WHAT THE TASK ASKS:
Print out the entries below with no edits.

RECORD EXCERPTS:

———

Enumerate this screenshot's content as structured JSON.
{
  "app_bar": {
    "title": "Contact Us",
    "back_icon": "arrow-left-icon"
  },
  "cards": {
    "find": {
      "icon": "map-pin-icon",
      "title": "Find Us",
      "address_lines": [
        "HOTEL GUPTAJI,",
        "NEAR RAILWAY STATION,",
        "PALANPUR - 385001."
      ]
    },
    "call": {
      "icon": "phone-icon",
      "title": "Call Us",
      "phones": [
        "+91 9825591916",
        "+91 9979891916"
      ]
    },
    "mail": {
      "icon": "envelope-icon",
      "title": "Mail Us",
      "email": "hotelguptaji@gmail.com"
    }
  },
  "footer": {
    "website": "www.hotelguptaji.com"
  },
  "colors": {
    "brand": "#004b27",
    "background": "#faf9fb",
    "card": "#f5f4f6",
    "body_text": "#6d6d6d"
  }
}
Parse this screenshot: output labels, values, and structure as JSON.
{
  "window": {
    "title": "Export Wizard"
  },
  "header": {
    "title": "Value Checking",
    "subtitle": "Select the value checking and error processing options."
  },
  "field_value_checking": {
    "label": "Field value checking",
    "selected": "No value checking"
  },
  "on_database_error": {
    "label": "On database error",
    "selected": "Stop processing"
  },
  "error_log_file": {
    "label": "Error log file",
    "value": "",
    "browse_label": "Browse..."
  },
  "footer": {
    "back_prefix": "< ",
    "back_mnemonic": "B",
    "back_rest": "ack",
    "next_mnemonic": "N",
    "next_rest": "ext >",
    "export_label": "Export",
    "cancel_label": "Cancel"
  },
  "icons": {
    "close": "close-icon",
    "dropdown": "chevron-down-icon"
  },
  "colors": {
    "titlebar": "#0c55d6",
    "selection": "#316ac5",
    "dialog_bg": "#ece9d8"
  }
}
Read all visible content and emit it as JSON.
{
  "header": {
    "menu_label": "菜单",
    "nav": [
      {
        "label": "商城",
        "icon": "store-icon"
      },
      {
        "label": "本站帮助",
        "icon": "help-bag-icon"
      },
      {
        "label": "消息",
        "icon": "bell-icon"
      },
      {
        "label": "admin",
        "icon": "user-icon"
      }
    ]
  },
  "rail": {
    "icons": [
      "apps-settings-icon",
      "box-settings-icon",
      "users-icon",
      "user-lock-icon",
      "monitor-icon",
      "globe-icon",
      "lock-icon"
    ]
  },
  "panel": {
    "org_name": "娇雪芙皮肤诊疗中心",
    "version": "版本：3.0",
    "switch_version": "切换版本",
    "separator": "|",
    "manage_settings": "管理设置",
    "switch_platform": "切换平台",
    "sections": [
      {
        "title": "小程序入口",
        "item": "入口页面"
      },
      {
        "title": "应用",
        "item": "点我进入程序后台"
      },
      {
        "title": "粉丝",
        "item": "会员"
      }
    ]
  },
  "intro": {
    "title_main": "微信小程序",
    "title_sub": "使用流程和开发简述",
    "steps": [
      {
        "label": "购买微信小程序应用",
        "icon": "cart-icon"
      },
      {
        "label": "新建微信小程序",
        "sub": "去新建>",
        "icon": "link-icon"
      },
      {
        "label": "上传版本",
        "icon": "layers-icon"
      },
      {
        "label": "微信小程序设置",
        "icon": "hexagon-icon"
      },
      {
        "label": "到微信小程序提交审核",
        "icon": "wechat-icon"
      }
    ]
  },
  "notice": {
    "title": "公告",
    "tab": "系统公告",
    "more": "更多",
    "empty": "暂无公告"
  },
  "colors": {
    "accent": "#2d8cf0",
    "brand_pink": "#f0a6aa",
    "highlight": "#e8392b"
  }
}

———

TASK SOLUTION:
Enumerate this screenshot's content as structured JSON.
{
  "app_bar": {
    "title": "Contact Us",
    "back_icon": "arrow-left-icon"
  },
  "cards": {
    "find": {
      "icon": "map-pin-icon",
      "title": "Find Us",
      "address_lines": [
        "HOTEL GUPTAJI,",
        "NEAR RAILWAY STATION,",
        "PALANPUR - 385001."
      ]
    },
    "call": {
      "icon": "phone-icon",
      "title": "Call Us",
      "phones": [
        "+91 9825591916",
        "+91 9979891916"
      ]
    },
    "mail": {
      "icon": "envelope-icon",
      "title": "Mail Us",
      "email": "hotelguptaji@gmail.com"
    }
  },
  "footer": {
    "website": "www.hotelguptaji.com"
  },
  "colors": {
    "brand": "#004b27",
    "background": "#faf9fb",
    "card": "#f5f4f6",
    "body_text": "#6d6d6d"
  }
}
Parse this screenshot: output labels, values, and structure as JSON.
{
  "window": {
    "title": "Export Wizard"
  },
  "header": {
    "title": "Value Checking",
    "subtitle": "Select the value checking and error processing options."
  },
  "field_value_checking": {
    "label": "Field value checking",
    "selected": "No value checking"
  },
  "on_database_error": {
    "label": "On database error",
    "selected": "Stop processing"
  },
  "error_log_file": {
    "label": "Error log file",
    "value": "",
    "browse_label": "Browse..."
  },
  "footer": {
    "back_prefix": "< ",
    "back_mnemonic": "B",
    "back_rest": "ack",
    "next_mnemonic": "N",
    "next_rest": "ext >",
    "export_label": "Export",
    "cancel_label": "Cancel"
  },
  "icons": {
    "close": "close-icon",
    "dropdown": "chevron-down-icon"
  },
  "colors": {
    "titlebar": "#0c55d6",
    "selection": "#316ac5",
    "dialog_bg": "#ece9d8"
  }
}
Read all visible content and emit it as JSON.
{
  "header": {
    "menu_label": "菜单",
    "nav": [
      {
        "label": "商城",
        "icon": "store-icon"
      },
      {
        "label": "本站帮助",
        "icon": "help-bag-icon"
      },
      {
        "label": "消息",
        "icon": "bell-icon"
      },
      {
        "label": "admin",
        "icon": "user-icon"
      }
    ]
  },
  "rail": {
    "icons": [
      "apps-settings-icon",
      "box-settings-icon",
      "users-icon",
      "user-lock-icon",
      "monitor-icon",
      "globe-icon",
      "lock-icon"
    ]
  },
  "panel": {
    "org_name": "娇雪芙皮肤诊疗中心",
    "version": "版本：3.0",
    "switch_version": "切换版本",
    "separator": "|",
    "manage_settings": "管理设置",
    "switch_platform": "切换平台",
    "sections": [
      {
        "title": "小程序入口",
        "item": "入口页面"
      },
      {
        "title": "应用",
        "item": "点我进入程序后台"
      },
      {
        "title": "粉丝",
        "item": "会员"
      }
    ]
  },
  "intro": {
    "title_main": "微信小程序",
    "title_sub": "使用流程和开发简述",
    "steps": [
      {
        "label": "购买微信小程序应用",
        "icon": "cart-icon"
      },
      {
        "label": "新建微信小程序",
        "sub": "去新建>",
        "icon": "link-icon"
      },
      {
        "label": "上传版本",
        "icon": "layers-icon"
      },
      {
        "label": "微信小程序设置",
        "icon": "hexagon-icon"
      },
      {
        "label": "到微信小程序提交审核",
        "icon": "wechat-icon"
      }
    ]
  },
  "notice": {
    "title": "公告",
    "tab": "系统公告",
    "more": "更多",
    "empty": "暂无公告"
  },
  "colors": {
    "accent": "#2d8cf0",
    "brand_pink": "#f0a6aa",
    "highlight": "#e8392b"
  }
}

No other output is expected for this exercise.